He was absolutely delighted when Spier bought the entire collection, first, he says, because the collection will remain unified, and second, because the Spier Collection has undertaken to show it from time to time at architecture biennales and the like, so it won’t disappear indefinitely into an archive.

Gaylard says that for him, seeing all his drawings exhibited together presents a unique opportunity to consider the buildings "on an equal footing". It’s as if each building has been distilled into its pure architectural form, without context and signage; even stripped of colour.

Gaylard says that as he studied pictures and photographs of the buildings he selected (and went to see them — he took two sight-seeing road trips around SA) he found himself contemplating both the personal and the political aspects of their designs. (The technical too — he points out that looking at their roofs on Google Earth helped him to understand how each building "works".)

As he draws, he says, "I often think about the architect and [wonder] what they were thinking when they built the building. I sometimes … wonder why they did this, or why they added that."

At the same time, contemplating these buildings has given him a sense of the sweep of history, and the commentary our built environment embodies. "You can see what’s happening in the world at that time" he says. "It speaks to the kind of government that is in power … and where people are socially."

◆ **PROMPT 1**
In the passage about Gaylard's architectural drawings, condense the paragraph beginning "Gaylard says that as he studied pictures" into a short bulleted list that keeps its main facts.
◆ **PROMPT 2**
From the listing, retype the stretch from the line containing "node-nonsym: Nonsymmetric matrices" through the line containing "slide-title: Krylov subspace", with both of those lines included.

[Data listing]

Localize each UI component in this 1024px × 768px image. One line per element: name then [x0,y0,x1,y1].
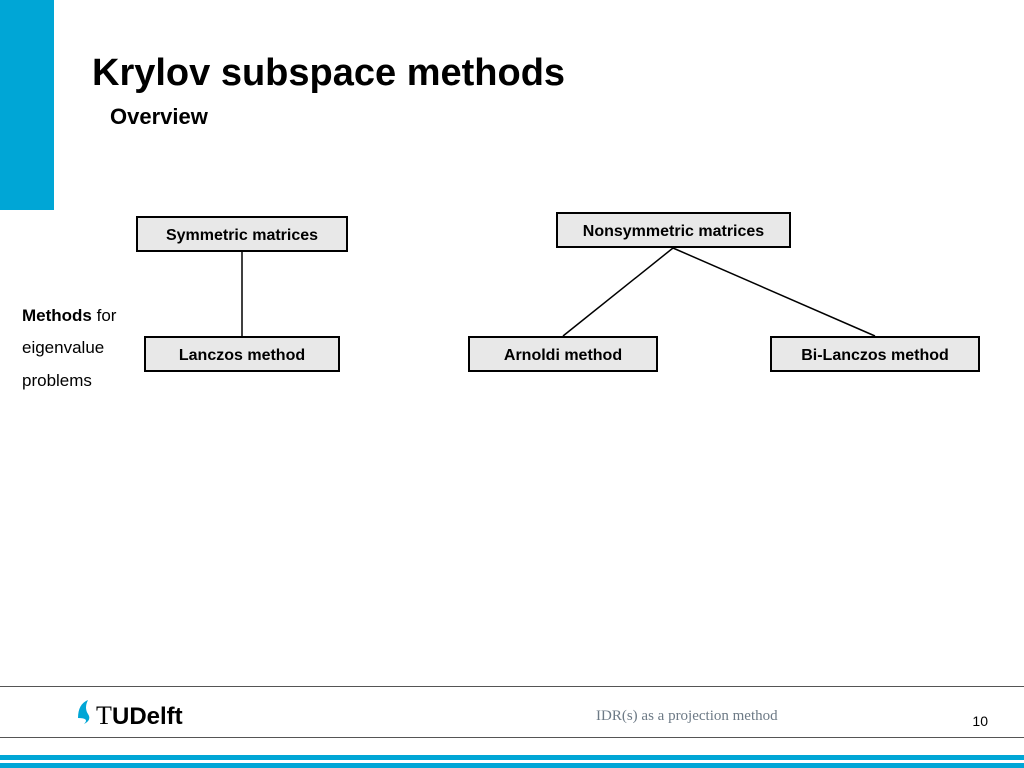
node-nonsym: Nonsymmetric matrices [556,212,791,248]
footer-line-top [0,686,1024,687]
footer-cyan-bar-1 [0,755,1024,760]
footer-line-bottom [0,737,1024,738]
page-number: 10 [972,713,988,729]
edge-nonsym-bilanczos [673,248,875,336]
diagram-area: Methods for eigenvalue problems Symmetri… [0,170,1024,490]
side-label-line3: problems [22,365,116,397]
node-lanczos: Lanczos method [144,336,340,372]
slide-title: Krylov subspace methods [92,52,565,95]
node-bilanczos: Bi-Lanczos method [770,336,980,372]
footer-cyan-bar-2 [0,763,1024,768]
svg-text:UDelft: UDelft [112,703,183,730]
node-sym: Symmetric matrices [136,216,348,252]
node-arnoldi: Arnoldi method [468,336,658,372]
side-label-line1: Methods for [22,300,116,332]
tudelft-logo: T UDelft [70,694,190,734]
footer-title: IDR(s) as a projection method [596,708,778,725]
footer-title-text: IDR(s) as a projection method [596,708,778,724]
edge-nonsym-arnoldi [563,248,673,336]
svg-text:T: T [96,701,112,730]
slide-subtitle: Overview [110,104,208,130]
slide-subtitle-text: Overview [110,104,208,129]
slide-root: Krylov subspace methods Overview Methods… [0,0,1024,768]
slide-title-text: Krylov subspace methods [92,52,565,94]
side-label-line2: eigenvalue [22,332,116,364]
side-label: Methods for eigenvalue problems [22,300,116,397]
side-label-line1-bold: Methods [22,306,92,325]
side-label-line1-rest: for [92,306,117,325]
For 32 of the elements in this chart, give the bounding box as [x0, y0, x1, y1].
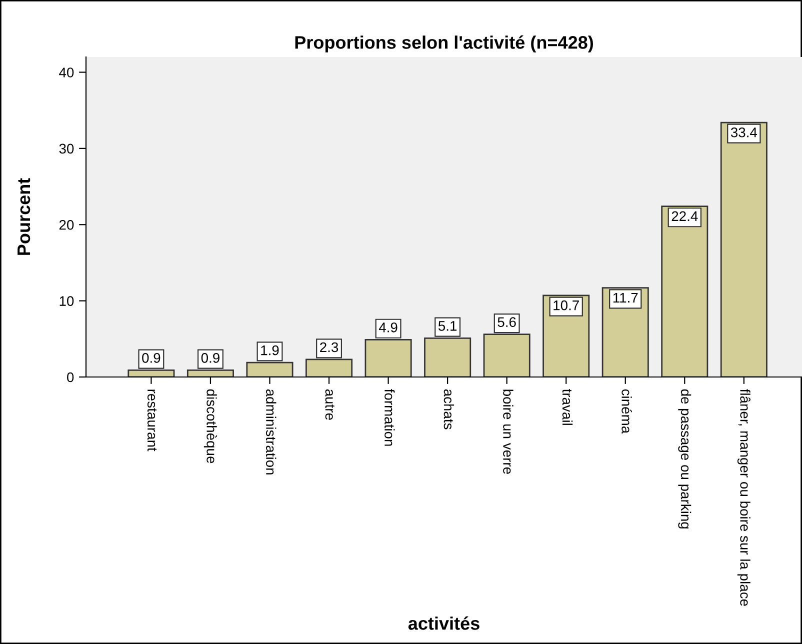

◆ **FINISHED ANSWER 1**
- Gaylard studied pictures and photographs of the buildings he selected.
- He also went to see them, taking two sight-seeing road trips around SA.
- He found himself contemplating the personal and political aspects of their designs.
- He considered the technical aspects too; looking at their roofs on Google Earth helped him understand how each building "works".

◆ **FINISHED ANSWER 2**
node-nonsym: Nonsymmetric matrices [556,212,791,248]
footer-line-top [0,686,1024,687]
footer-cyan-bar-1 [0,755,1024,760]
footer-line-bottom [0,737,1024,738]
page-number: 10 [972,713,988,729]
edge-nonsym-bilanczos [673,248,875,336]
diagram-area: Methods for eigenvalue problems Symmetri… [0,170,1024,490]
side-label-line3: problems [22,365,116,397]
node-lanczos: Lanczos method [144,336,340,372]
slide-title: Krylov subspace methods [92,52,565,95]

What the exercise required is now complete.